Dataset items
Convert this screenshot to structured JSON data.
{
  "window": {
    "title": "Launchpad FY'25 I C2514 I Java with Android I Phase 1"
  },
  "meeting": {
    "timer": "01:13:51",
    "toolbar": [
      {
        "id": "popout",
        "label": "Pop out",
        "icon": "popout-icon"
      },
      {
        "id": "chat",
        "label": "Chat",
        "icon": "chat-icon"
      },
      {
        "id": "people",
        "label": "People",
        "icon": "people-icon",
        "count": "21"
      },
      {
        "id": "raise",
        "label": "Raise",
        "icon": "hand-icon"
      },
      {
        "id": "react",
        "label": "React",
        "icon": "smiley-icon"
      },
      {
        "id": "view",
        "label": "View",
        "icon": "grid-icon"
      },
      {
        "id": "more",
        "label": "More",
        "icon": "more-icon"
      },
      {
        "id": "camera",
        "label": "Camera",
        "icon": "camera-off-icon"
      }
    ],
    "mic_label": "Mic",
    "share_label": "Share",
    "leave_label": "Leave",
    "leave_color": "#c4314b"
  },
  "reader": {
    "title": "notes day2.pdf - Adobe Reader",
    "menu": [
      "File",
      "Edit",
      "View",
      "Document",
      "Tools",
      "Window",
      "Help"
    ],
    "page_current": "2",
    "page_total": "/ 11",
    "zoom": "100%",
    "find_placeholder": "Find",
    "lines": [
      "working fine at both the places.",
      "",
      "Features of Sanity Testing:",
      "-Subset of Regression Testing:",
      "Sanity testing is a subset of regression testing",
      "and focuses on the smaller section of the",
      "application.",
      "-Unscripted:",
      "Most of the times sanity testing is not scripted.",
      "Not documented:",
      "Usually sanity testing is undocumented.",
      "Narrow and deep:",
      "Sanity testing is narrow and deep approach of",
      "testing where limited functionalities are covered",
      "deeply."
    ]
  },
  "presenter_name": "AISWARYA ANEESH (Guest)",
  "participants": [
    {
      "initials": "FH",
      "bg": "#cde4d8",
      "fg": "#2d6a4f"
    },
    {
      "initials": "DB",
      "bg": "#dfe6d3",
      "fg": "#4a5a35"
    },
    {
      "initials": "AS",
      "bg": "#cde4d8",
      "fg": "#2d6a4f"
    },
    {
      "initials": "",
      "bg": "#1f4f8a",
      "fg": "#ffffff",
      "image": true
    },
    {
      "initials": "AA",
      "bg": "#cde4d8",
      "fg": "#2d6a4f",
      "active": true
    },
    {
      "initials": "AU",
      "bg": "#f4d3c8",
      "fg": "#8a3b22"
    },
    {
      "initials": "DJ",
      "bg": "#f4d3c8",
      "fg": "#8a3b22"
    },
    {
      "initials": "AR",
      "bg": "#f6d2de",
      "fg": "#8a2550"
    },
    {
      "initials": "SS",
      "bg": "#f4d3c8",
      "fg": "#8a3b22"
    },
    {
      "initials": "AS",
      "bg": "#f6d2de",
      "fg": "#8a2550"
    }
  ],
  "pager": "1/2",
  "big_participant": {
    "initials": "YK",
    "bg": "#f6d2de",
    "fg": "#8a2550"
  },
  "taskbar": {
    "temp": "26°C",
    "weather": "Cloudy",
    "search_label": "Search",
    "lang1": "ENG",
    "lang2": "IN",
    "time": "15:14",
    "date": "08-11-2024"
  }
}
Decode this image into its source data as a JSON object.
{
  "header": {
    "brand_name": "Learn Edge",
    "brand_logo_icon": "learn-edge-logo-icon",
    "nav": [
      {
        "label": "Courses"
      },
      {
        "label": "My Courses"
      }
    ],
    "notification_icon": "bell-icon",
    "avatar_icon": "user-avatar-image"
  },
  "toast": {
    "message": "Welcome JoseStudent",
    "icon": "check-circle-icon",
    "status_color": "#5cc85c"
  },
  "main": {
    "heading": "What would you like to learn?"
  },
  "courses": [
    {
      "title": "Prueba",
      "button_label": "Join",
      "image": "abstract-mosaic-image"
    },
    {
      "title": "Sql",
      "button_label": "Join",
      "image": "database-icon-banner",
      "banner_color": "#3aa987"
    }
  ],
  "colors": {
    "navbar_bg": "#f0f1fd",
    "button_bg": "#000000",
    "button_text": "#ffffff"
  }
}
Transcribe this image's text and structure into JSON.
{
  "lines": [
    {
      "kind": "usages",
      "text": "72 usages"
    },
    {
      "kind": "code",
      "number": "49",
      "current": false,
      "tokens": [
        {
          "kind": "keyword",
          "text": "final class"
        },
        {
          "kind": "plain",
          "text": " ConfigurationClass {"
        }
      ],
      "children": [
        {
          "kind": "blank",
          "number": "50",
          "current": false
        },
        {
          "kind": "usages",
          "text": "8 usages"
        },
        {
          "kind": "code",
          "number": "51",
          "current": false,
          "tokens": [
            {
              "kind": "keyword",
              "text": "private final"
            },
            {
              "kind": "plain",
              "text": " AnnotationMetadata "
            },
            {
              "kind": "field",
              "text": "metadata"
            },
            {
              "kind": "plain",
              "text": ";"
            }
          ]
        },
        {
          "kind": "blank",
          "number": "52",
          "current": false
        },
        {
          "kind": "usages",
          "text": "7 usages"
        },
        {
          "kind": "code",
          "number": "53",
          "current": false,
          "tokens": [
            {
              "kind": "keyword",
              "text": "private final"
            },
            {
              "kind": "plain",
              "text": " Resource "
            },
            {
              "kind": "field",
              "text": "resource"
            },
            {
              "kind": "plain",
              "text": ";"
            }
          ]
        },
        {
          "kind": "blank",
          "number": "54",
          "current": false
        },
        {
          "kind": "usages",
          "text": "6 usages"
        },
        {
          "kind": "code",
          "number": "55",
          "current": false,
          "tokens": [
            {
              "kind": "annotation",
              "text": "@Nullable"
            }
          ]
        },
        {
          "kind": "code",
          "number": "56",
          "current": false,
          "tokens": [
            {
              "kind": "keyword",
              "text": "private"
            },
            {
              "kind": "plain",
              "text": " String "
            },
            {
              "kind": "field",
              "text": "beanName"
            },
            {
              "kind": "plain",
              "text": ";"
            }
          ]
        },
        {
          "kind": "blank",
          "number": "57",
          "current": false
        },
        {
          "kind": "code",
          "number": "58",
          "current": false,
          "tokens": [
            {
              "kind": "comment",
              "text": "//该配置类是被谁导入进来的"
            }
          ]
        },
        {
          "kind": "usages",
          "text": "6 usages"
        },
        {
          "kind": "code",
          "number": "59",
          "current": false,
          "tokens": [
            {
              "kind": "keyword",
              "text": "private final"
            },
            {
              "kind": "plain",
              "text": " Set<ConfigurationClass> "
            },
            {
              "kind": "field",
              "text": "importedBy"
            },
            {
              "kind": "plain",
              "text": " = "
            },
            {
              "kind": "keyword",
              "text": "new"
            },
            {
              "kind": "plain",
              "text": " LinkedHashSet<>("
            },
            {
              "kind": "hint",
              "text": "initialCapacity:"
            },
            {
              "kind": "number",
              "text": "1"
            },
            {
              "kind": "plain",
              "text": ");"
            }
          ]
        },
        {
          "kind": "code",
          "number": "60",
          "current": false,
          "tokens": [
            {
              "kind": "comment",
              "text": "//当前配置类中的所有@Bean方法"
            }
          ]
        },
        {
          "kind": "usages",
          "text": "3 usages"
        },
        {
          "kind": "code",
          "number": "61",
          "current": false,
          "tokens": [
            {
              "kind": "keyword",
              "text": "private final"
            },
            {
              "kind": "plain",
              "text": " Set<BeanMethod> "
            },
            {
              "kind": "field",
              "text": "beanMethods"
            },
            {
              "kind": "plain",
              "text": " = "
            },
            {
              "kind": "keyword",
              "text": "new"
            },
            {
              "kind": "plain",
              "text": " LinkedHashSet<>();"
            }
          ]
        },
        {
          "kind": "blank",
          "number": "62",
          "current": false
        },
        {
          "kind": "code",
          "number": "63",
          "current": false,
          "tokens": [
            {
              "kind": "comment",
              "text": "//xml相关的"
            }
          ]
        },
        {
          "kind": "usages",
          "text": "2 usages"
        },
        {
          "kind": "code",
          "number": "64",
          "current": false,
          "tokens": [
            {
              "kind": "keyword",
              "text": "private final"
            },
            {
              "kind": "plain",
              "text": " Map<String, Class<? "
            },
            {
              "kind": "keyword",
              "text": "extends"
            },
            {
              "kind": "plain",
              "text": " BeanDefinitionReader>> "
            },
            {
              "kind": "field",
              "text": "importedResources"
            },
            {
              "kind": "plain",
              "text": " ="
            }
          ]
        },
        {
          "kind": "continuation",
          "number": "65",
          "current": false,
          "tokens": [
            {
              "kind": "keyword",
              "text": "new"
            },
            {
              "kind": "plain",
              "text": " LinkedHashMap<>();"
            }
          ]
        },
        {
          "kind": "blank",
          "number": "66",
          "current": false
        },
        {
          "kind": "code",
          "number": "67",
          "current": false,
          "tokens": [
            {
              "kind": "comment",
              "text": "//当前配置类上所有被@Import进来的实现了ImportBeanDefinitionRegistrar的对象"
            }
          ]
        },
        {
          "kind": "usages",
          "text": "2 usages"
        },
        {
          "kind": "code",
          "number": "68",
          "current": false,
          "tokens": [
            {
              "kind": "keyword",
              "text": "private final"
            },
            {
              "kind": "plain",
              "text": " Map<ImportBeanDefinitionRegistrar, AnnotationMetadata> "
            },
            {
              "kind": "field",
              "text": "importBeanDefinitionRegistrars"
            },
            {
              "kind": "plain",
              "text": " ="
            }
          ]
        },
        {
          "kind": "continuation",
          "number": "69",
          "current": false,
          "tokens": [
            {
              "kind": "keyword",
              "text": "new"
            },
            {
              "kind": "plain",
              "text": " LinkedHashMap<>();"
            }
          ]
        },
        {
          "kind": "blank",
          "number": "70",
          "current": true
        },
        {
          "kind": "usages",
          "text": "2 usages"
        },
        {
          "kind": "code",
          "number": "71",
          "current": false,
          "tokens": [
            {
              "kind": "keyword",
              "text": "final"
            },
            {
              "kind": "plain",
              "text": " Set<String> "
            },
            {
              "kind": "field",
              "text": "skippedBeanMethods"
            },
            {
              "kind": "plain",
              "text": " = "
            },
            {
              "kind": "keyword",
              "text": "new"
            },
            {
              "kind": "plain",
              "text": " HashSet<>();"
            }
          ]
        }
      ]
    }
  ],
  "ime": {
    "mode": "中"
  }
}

> _THE PROBLEM_
Count the lines in which the string "title" appears, then report only that figure.

> _SOLUTION TO THE EXERCISE_
4